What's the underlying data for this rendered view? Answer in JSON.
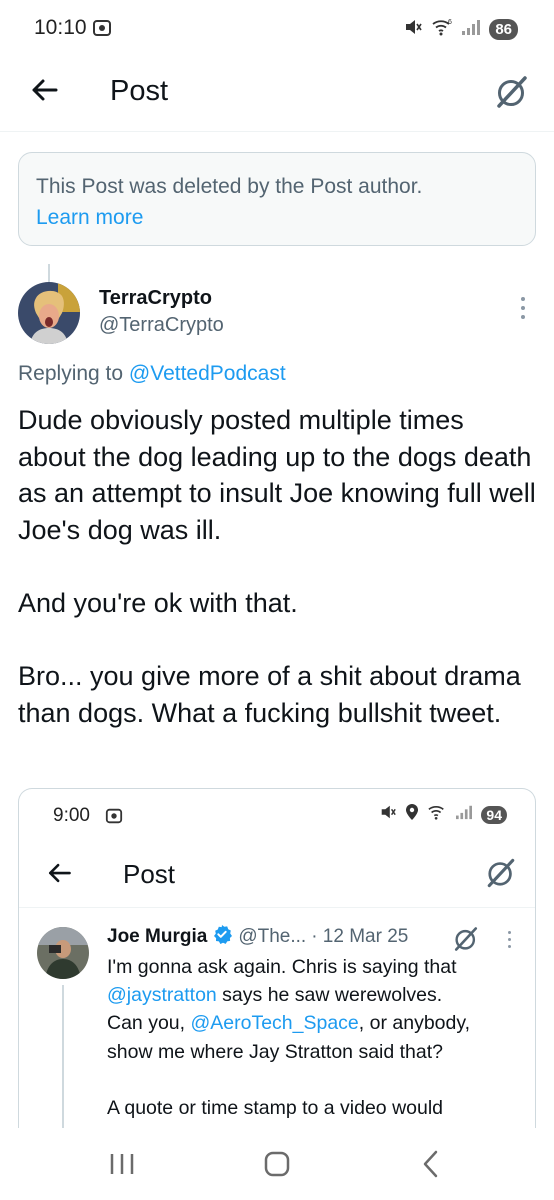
{
  "status_bar": {
    "time": "10:10",
    "battery": "86"
  },
  "top_bar": {
    "title": "Post"
  },
  "deleted_notice": {
    "text": "This Post was deleted by the Post author.",
    "link": "Learn more"
  },
  "post": {
    "author_name": "TerraCrypto",
    "author_handle": "@TerraCrypto",
    "replying_prefix": "Replying to",
    "replying_to": "@VettedPodcast",
    "paragraphs": [
      "Dude obviously posted multiple times about the dog leading up to the dogs death as an attempt to insult Joe knowing full well Joe's dog was ill.",
      "And you're ok with that.",
      "Bro... you give more of a shit about drama than dogs. What a fucking bullshit tweet."
    ]
  },
  "embedded": {
    "time": "9:00",
    "battery": "94",
    "title": "Post",
    "author_name": "Joe Murgia",
    "author_handle": "@The...",
    "date": "· 12 Mar 25",
    "line1_text": "I'm gonna ask again. Chris is saying that",
    "mention1": "@jaystratton",
    "line2_rest": " says he saw werewolves.",
    "line3_start": "Can you, ",
    "mention2": "@AeroTech_Space",
    "line3_rest": ", or anybody,",
    "line4": "show me where Jay Stratton said that?",
    "line5": "A quote or time stamp to a video would"
  },
  "colors": {
    "accent": "#1d9bf0",
    "secondary_text": "#536471",
    "primary_text": "#0f1419"
  },
  "icons": [
    "back-arrow-icon",
    "grok-icon",
    "more-icon",
    "verified-icon",
    "recent-apps-icon",
    "home-icon",
    "nav-back-icon"
  ]
}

## To do
Reproduce each entry precisely, dropping only the pictures.

## Written reply
What's the underlying data for this rendered view? Answer in JSON.
{
  "status_bar": {
    "time": "10:10",
    "battery": "86"
  },
  "top_bar": {
    "title": "Post"
  },
  "deleted_notice": {
    "text": "This Post was deleted by the Post author.",
    "link": "Learn more"
  },
  "post": {
    "author_name": "TerraCrypto",
    "author_handle": "@TerraCrypto",
    "replying_prefix": "Replying to",
    "replying_to": "@VettedPodcast",
    "paragraphs": [
      "Dude obviously posted multiple times about the dog leading up to the dogs death as an attempt to insult Joe knowing full well Joe's dog was ill.",
      "And you're ok with that.",
      "Bro... you give more of a shit about drama than dogs. What a fucking bullshit tweet."
    ]
  },
  "embedded": {
    "time": "9:00",
    "battery": "94",
    "title": "Post",
    "author_name": "Joe Murgia",
    "author_handle": "@The...",
    "date": "· 12 Mar 25",
    "line1_text": "I'm gonna ask again. Chris is saying that",
    "mention1": "@jaystratton",
    "line2_rest": " says he saw werewolves.",
    "line3_start": "Can you, ",
    "mention2": "@AeroTech_Space",
    "line3_rest": ", or anybody,",
    "line4": "show me where Jay Stratton said that?",
    "line5": "A quote or time stamp to a video would"
  },
  "colors": {
    "accent": "#1d9bf0",
    "secondary_text": "#536471",
    "primary_text": "#0f1419"
  },
  "icons": [
    "back-arrow-icon",
    "grok-icon",
    "more-icon",
    "verified-icon",
    "recent-apps-icon",
    "home-icon",
    "nav-back-icon"
  ]
}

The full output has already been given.